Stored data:
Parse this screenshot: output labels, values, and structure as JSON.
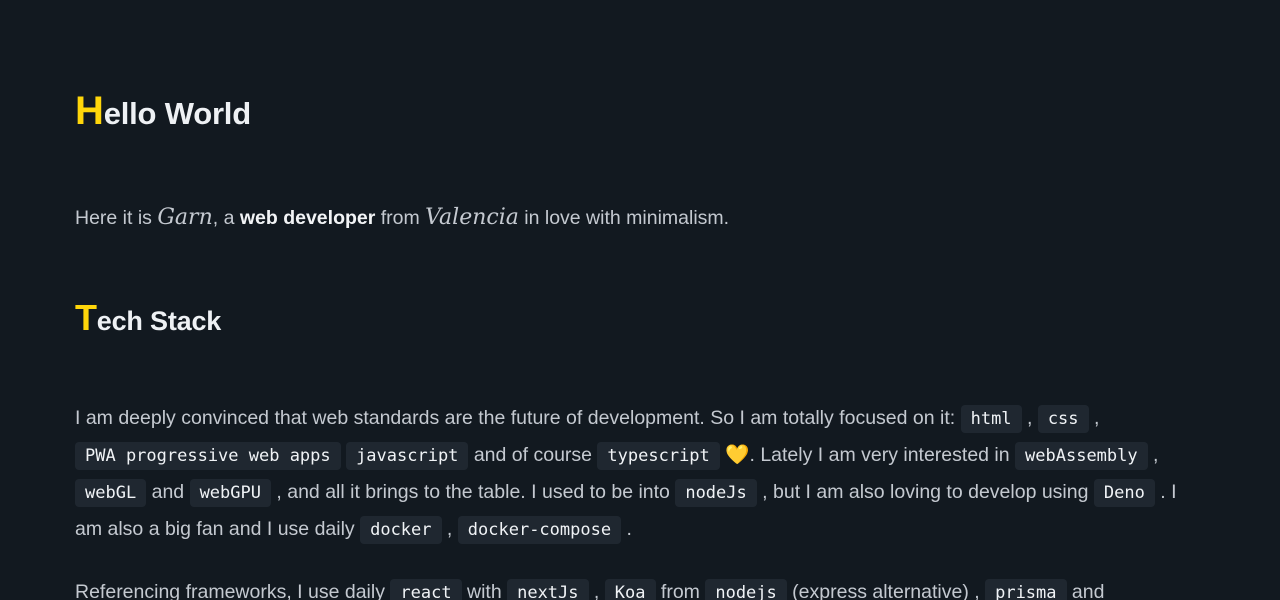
{
  "hero": {
    "title_initial": "H",
    "title_rest": "ello World"
  },
  "intro": {
    "prefix": "Here it is ",
    "name": "Garn",
    "mid1": ", a ",
    "role": "web developer",
    "mid2": " from ",
    "city": "Valencia",
    "suffix": " in love with minimalism."
  },
  "tech": {
    "title_initial": "T",
    "title_rest": "ech Stack",
    "p1": {
      "t1": "I am deeply convinced that web standards are the future of development. So I am totally focused on it: ",
      "c_html": "html",
      "sep1": " , ",
      "c_css": "css",
      "sep2": " , ",
      "c_pwa": "PWA progressive web apps",
      "sep3": " ",
      "c_js": "javascript",
      "t2": " and of course ",
      "c_ts": "typescript",
      "heart": " 💛",
      "t3": ". Lately I am very interested in ",
      "c_wasm": "webAssembly",
      "sep4": " , ",
      "c_webgl": "webGL",
      "t4": " and ",
      "c_webgpu": "webGPU",
      "t5": " , and all it brings to the table. I used to be into ",
      "c_node": "nodeJs",
      "t6": " , but I am also loving to develop using ",
      "c_deno": "Deno",
      "t7": " . I am also a big fan and I use daily ",
      "c_docker": "docker",
      "sep5": " , ",
      "c_compose": "docker-compose",
      "t8": " ."
    },
    "p2": {
      "t1": "Referencing frameworks, I use daily ",
      "c_react": "react",
      "t2": " with ",
      "c_next": "nextJs",
      "sep1": " , ",
      "c_koa": "Koa",
      "t3": " from ",
      "c_nodejs": "nodejs",
      "t4": " (express alternative) , ",
      "c_prisma": "prisma",
      "t5": " and"
    }
  }
}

• [GIVEN EXERCISE]
Copy all the lines above that hold the string "docker".

• [RESULT FOR THIS TASK]
      "c_docker": "docker",
      "c_compose": "docker-compose",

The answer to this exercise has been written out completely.